#### [BRIEF]
Identify each line containing the word "this" and copy it.

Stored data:
--- START ---

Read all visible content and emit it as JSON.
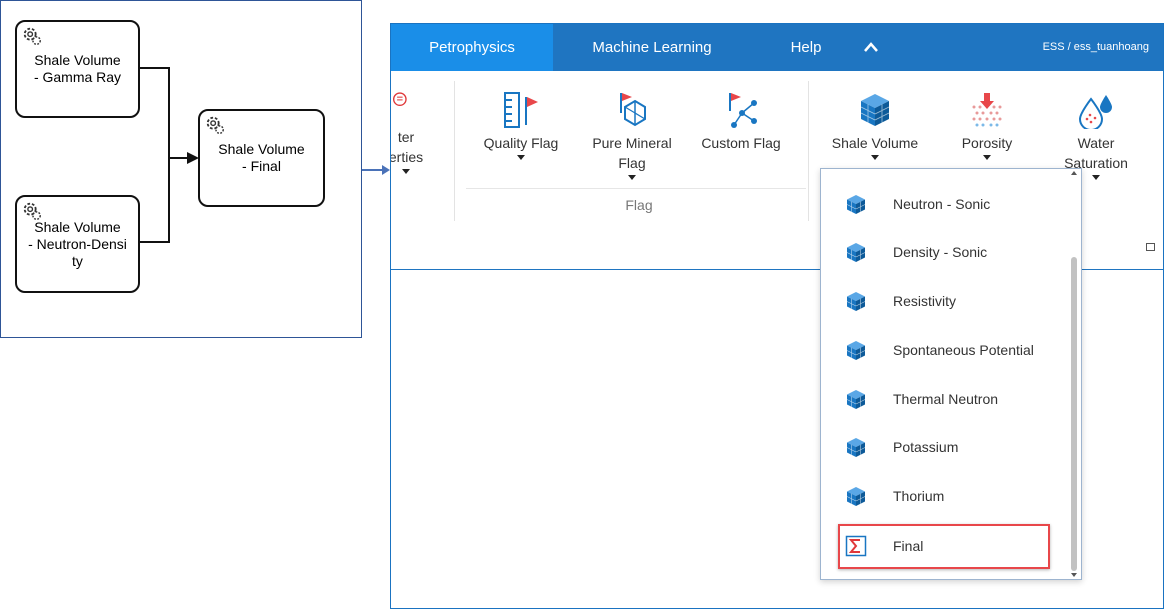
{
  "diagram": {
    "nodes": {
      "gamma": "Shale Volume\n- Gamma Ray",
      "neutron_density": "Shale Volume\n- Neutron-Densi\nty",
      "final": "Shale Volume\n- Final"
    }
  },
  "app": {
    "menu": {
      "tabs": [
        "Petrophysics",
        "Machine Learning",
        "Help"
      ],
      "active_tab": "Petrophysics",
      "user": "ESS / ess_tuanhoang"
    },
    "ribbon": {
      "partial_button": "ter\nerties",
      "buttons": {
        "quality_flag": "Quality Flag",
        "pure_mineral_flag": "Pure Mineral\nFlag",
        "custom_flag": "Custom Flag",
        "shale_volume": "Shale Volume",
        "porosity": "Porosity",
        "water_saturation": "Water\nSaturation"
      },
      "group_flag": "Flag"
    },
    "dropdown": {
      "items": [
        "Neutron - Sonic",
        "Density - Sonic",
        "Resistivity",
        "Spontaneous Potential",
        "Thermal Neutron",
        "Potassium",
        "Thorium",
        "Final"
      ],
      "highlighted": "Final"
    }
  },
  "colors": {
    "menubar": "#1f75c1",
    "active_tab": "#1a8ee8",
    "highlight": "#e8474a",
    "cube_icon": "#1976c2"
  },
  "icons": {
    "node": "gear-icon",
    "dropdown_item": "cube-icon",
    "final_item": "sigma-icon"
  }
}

--- END ---
--- START ---

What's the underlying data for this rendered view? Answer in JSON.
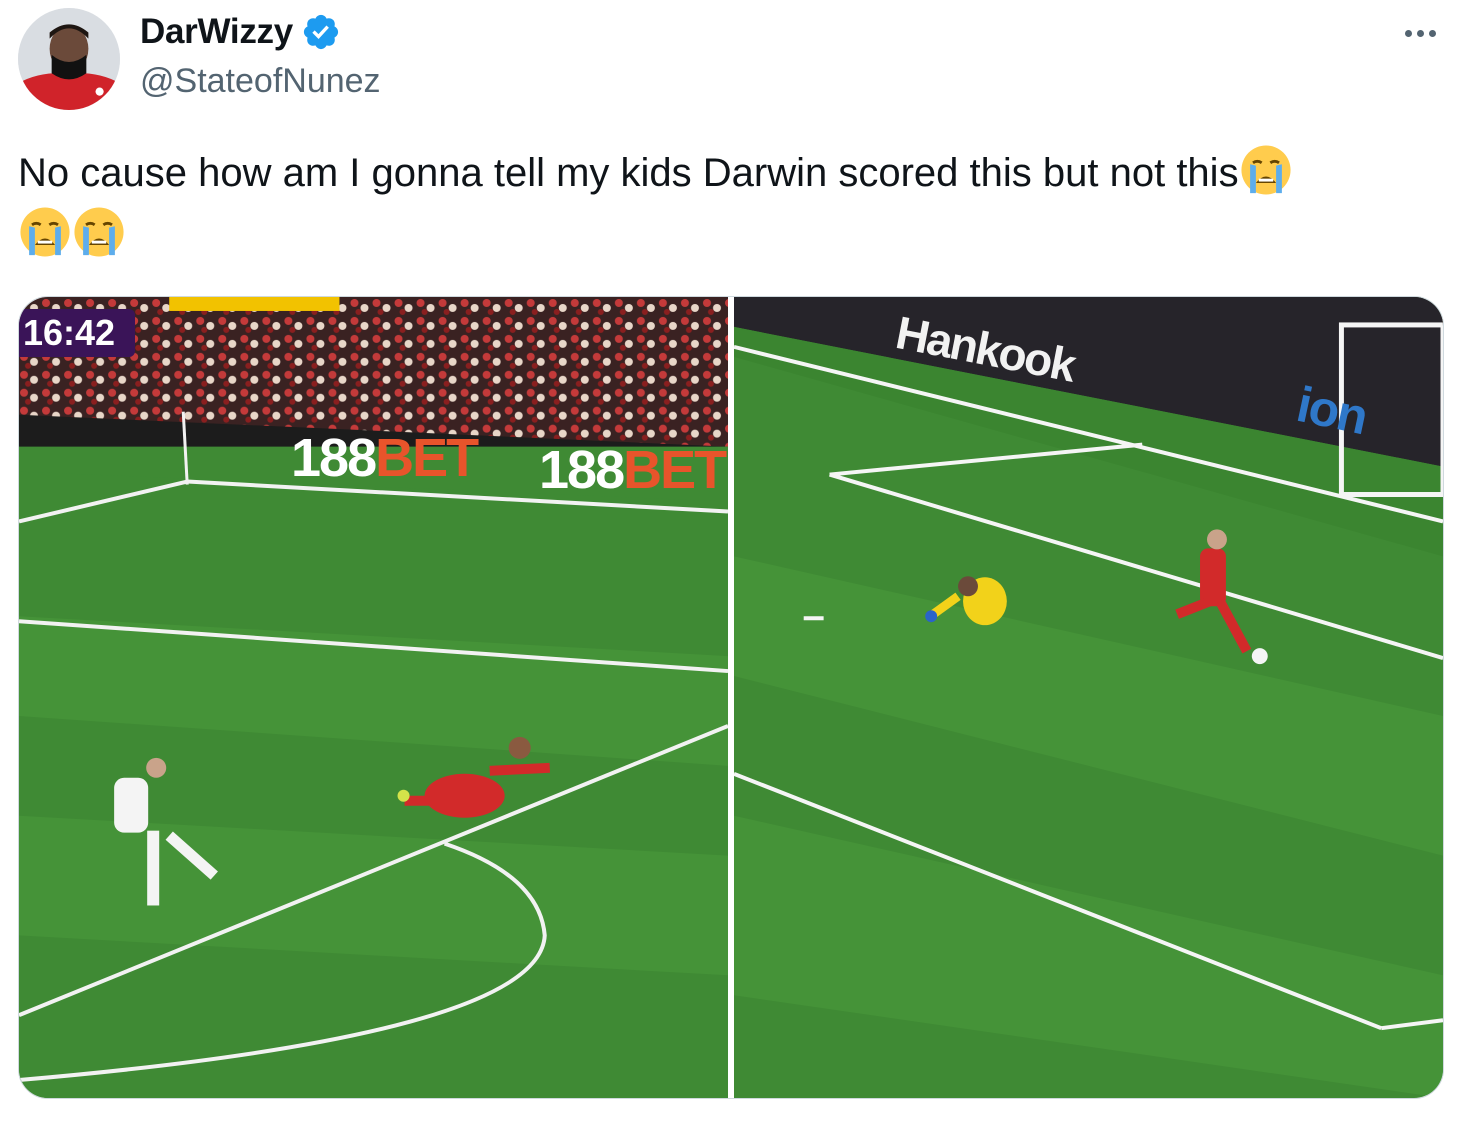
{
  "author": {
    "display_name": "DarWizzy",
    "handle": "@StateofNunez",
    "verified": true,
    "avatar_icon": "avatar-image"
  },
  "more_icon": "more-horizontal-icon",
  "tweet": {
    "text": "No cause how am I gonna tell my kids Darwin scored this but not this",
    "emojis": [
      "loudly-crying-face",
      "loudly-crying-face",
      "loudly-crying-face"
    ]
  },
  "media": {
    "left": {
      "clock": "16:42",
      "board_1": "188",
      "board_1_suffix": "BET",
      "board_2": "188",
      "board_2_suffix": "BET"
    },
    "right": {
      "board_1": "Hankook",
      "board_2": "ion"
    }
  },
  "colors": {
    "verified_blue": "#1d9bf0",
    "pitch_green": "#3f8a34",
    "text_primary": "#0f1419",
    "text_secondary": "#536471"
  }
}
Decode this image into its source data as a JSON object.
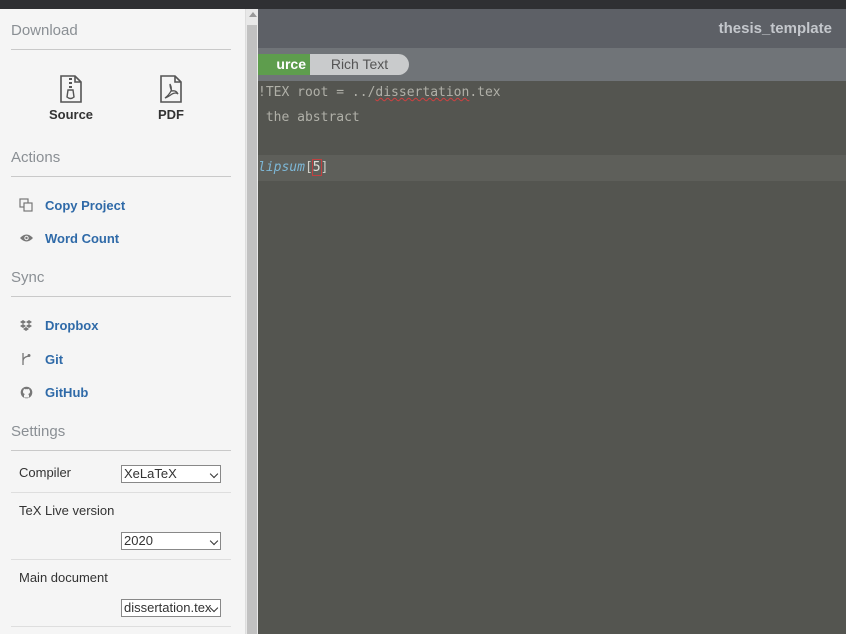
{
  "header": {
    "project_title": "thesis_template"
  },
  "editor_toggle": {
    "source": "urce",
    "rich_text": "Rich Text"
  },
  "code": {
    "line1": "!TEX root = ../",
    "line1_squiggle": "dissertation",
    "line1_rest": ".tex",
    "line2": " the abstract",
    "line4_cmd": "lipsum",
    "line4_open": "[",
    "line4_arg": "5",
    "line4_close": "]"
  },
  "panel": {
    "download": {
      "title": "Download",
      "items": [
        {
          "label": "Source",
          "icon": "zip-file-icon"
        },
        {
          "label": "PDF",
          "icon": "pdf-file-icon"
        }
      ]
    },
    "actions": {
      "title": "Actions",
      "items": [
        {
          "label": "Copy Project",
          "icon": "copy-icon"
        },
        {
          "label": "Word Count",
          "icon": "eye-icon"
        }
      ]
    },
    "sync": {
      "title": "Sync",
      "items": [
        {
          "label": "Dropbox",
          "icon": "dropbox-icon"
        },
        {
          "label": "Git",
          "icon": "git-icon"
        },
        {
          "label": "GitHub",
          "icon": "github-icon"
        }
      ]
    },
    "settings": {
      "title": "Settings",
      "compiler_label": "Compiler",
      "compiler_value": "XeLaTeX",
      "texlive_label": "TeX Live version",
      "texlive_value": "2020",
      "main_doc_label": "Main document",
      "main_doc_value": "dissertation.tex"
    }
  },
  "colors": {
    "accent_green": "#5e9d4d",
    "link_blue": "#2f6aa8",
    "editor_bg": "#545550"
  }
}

--- END ---
--- START ---

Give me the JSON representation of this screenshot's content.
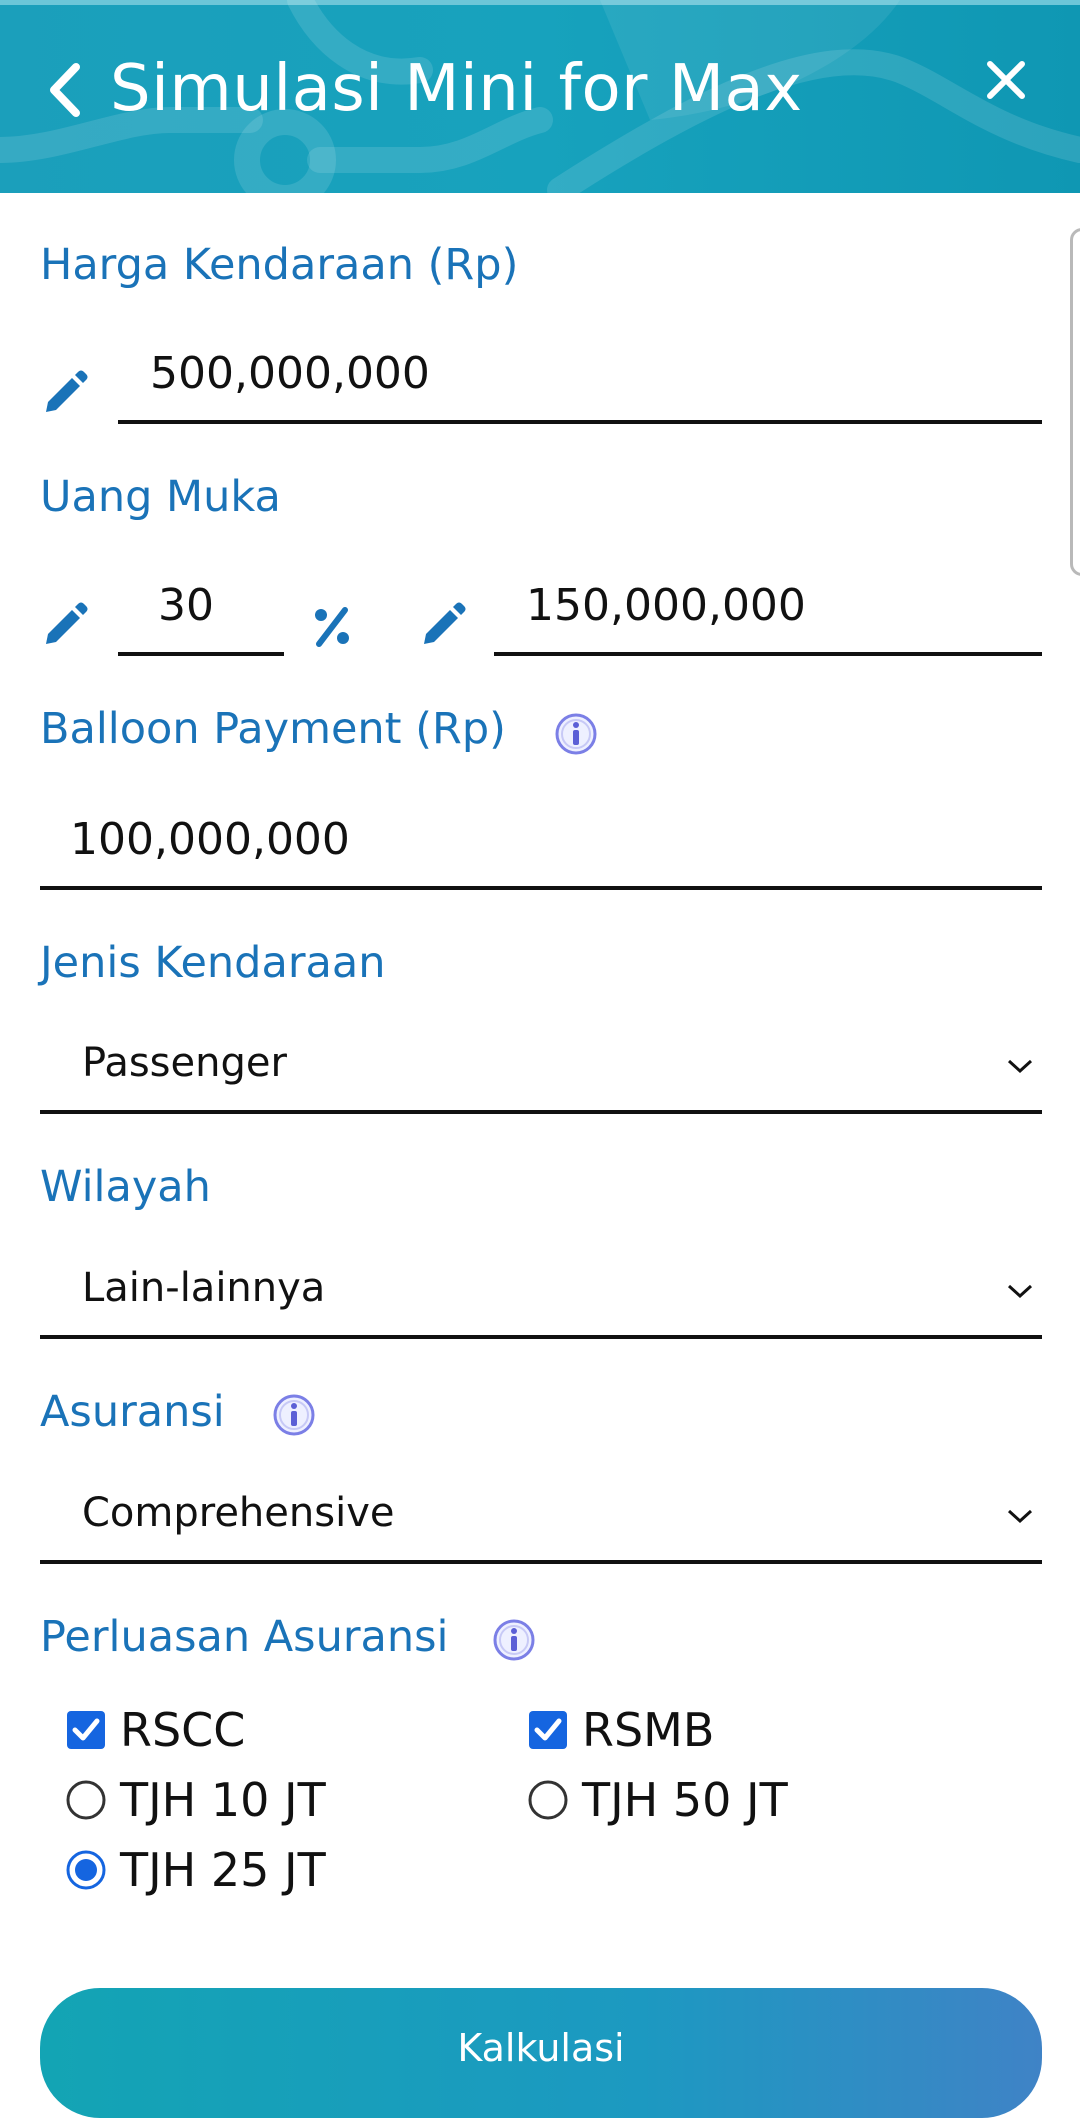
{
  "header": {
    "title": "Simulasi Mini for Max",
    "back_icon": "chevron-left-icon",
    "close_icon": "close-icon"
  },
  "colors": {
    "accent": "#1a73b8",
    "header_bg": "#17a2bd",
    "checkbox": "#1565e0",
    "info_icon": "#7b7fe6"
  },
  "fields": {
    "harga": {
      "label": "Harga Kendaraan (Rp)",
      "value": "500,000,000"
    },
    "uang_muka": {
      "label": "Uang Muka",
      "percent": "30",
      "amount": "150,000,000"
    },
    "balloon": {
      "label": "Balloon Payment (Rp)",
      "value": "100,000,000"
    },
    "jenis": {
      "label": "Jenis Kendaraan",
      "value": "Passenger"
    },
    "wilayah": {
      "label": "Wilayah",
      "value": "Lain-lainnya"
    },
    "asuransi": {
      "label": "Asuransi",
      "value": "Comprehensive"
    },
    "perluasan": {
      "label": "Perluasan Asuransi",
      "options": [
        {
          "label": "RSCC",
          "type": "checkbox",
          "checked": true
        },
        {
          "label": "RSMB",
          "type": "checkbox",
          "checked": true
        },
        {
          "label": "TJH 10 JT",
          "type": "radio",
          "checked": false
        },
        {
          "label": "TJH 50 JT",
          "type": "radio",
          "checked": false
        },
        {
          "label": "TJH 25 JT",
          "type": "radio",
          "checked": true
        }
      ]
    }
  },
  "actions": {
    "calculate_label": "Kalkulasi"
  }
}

--- END ---

#### [FULL OUTPUT]
What's the underlying data for this rendered view? Answer in JSON.
    "text": "No cause how am I gonna tell my kids Darwin scored this but not this",
Decode this image into its source data as a JSON object.
Give me the JSON representation of this screenshot's content.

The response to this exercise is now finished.